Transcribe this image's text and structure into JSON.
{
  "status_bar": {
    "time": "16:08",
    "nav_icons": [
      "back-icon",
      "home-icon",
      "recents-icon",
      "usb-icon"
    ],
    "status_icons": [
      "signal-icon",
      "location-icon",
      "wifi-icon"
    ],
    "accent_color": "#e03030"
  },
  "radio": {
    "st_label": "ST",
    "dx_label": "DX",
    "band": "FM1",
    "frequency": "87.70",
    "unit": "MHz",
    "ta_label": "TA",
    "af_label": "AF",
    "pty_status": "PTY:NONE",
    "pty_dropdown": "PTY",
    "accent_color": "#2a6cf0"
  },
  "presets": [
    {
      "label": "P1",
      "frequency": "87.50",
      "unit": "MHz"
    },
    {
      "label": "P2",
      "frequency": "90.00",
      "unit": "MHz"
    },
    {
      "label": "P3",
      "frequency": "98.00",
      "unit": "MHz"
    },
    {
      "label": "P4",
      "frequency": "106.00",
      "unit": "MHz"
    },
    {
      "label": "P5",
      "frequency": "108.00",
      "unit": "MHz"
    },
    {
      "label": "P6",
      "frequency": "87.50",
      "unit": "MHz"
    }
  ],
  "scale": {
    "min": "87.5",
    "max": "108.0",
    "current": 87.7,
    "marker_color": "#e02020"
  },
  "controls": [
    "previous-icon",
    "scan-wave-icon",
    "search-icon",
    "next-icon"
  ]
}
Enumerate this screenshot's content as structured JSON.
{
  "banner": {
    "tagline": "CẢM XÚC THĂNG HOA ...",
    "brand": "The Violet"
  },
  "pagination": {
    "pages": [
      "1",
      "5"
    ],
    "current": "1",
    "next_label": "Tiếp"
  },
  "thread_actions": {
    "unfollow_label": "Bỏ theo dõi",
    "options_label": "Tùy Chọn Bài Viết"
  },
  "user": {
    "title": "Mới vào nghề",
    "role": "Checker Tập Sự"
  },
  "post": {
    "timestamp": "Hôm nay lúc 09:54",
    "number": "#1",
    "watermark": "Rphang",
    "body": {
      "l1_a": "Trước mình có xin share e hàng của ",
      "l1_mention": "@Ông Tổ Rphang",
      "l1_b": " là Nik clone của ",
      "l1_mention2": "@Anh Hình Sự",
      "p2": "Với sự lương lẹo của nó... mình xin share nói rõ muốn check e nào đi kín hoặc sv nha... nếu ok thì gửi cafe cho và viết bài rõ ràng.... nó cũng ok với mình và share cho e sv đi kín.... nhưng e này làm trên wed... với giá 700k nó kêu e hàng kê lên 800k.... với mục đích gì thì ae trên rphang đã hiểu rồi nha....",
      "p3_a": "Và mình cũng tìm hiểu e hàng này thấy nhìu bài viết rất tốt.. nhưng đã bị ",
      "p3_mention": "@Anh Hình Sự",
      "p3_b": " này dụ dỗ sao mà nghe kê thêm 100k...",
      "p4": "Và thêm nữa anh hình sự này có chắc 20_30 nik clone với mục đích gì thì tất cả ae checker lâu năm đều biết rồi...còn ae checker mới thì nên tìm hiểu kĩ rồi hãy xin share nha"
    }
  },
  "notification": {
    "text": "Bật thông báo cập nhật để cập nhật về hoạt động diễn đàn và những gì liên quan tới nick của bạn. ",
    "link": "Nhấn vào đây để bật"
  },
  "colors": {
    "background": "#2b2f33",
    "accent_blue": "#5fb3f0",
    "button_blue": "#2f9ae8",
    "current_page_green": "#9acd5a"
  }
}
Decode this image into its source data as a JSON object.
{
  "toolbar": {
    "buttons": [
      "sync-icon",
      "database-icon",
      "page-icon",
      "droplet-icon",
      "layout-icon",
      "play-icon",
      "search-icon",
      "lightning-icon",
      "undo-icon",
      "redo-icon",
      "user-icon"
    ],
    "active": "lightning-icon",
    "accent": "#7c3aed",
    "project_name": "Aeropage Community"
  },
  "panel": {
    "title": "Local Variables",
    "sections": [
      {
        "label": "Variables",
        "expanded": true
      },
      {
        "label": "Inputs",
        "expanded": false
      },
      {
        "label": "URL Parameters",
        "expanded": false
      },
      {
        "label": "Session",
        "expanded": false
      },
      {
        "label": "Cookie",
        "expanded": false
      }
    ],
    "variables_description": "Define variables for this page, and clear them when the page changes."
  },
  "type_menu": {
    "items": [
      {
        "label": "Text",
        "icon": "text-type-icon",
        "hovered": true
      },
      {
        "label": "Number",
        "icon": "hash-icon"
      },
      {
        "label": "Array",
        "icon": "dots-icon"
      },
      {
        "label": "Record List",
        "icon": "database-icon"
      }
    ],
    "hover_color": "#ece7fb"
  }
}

◆ **TASK**
Look through the material above. Copy each line where the word "lightning" appears.

◆ **TASK RESPONSE**
      "lightning-icon",
    "active": "lightning-icon",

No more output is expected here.